▶ **TASK OBJECTIVE**: Could you transcribe the material below exactly, without leaving out a single line?
━━ RECORD LIST ━━
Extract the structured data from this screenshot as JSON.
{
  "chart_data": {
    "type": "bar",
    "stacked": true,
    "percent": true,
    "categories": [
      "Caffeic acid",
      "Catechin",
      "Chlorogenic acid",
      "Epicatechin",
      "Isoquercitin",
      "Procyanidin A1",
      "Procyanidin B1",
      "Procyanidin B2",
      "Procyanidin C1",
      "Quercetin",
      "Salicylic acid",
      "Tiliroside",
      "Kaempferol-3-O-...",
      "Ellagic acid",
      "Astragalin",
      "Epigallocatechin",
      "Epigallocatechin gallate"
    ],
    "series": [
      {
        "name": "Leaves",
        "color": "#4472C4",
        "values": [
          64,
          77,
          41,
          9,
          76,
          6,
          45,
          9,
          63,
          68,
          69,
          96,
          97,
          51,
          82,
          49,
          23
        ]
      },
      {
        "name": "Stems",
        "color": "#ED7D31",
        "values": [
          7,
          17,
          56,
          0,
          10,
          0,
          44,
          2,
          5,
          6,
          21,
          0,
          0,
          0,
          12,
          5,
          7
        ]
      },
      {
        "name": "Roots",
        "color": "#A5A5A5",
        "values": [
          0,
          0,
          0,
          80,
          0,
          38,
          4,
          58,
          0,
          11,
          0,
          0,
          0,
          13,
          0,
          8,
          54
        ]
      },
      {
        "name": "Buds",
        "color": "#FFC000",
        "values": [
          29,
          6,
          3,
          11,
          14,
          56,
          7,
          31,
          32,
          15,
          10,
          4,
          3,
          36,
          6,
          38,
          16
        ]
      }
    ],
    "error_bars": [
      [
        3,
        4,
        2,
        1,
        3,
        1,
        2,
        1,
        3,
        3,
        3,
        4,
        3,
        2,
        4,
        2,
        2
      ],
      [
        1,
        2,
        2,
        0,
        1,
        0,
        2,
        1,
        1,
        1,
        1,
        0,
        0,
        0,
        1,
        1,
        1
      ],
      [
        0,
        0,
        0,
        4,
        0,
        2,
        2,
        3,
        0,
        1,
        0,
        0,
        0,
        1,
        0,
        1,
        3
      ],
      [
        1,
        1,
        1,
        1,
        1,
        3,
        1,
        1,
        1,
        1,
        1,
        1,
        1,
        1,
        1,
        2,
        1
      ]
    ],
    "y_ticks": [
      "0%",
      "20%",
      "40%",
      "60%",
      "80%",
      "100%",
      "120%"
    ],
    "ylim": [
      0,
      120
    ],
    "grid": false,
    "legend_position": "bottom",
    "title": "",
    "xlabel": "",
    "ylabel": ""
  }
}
━━━
▶ **FINAL RESULT**:
Extract the structured data from this screenshot as JSON.
{
  "chart_data": {
    "type": "bar",
    "stacked": true,
    "percent": true,
    "categories": [
      "Caffeic acid",
      "Catechin",
      "Chlorogenic acid",
      "Epicatechin",
      "Isoquercitin",
      "Procyanidin A1",
      "Procyanidin B1",
      "Procyanidin B2",
      "Procyanidin C1",
      "Quercetin",
      "Salicylic acid",
      "Tiliroside",
      "Kaempferol-3-O-...",
      "Ellagic acid",
      "Astragalin",
      "Epigallocatechin",
      "Epigallocatechin gallate"
    ],
    "series": [
      {
        "name": "Leaves",
        "color": "#4472C4",
        "values": [
          64,
          77,
          41,
          9,
          76,
          6,
          45,
          9,
          63,
          68,
          69,
          96,
          97,
          51,
          82,
          49,
          23
        ]
      },
      {
        "name": "Stems",
        "color": "#ED7D31",
        "values": [
          7,
          17,
          56,
          0,
          10,
          0,
          44,
          2,
          5,
          6,
          21,
          0,
          0,
          0,
          12,
          5,
          7
        ]
      },
      {
        "name": "Roots",
        "color": "#A5A5A5",
        "values": [
          0,
          0,
          0,
          80,
          0,
          38,
          4,
          58,
          0,
          11,
          0,
          0,
          0,
          13,
          0,
          8,
          54
        ]
      },
      {
        "name": "Buds",
        "color": "#FFC000",
        "values": [
          29,
          6,
          3,
          11,
          14,
          56,
          7,
          31,
          32,
          15,
          10,
          4,
          3,
          36,
          6,
          38,
          16
        ]
      }
    ],
    "error_bars": [
      [
        3,
        4,
        2,
        1,
        3,
        1,
        2,
        1,
        3,
        3,
        3,
        4,
        3,
        2,
        4,
        2,
        2
      ],
      [
        1,
        2,
        2,
        0,
        1,
        0,
        2,
        1,
        1,
        1,
        1,
        0,
        0,
        0,
        1,
        1,
        1
      ],
      [
        0,
        0,
        0,
        4,
        0,
        2,
        2,
        3,
        0,
        1,
        0,
        0,
        0,
        1,
        0,
        1,
        3
      ],
      [
        1,
        1,
        1,
        1,
        1,
        3,
        1,
        1,
        1,
        1,
        1,
        1,
        1,
        1,
        1,
        2,
        1
      ]
    ],
    "y_ticks": [
      "0%",
      "20%",
      "40%",
      "60%",
      "80%",
      "100%",
      "120%"
    ],
    "ylim": [
      0,
      120
    ],
    "grid": false,
    "legend_position": "bottom",
    "title": "",
    "xlabel": "",
    "ylabel": ""
  }
}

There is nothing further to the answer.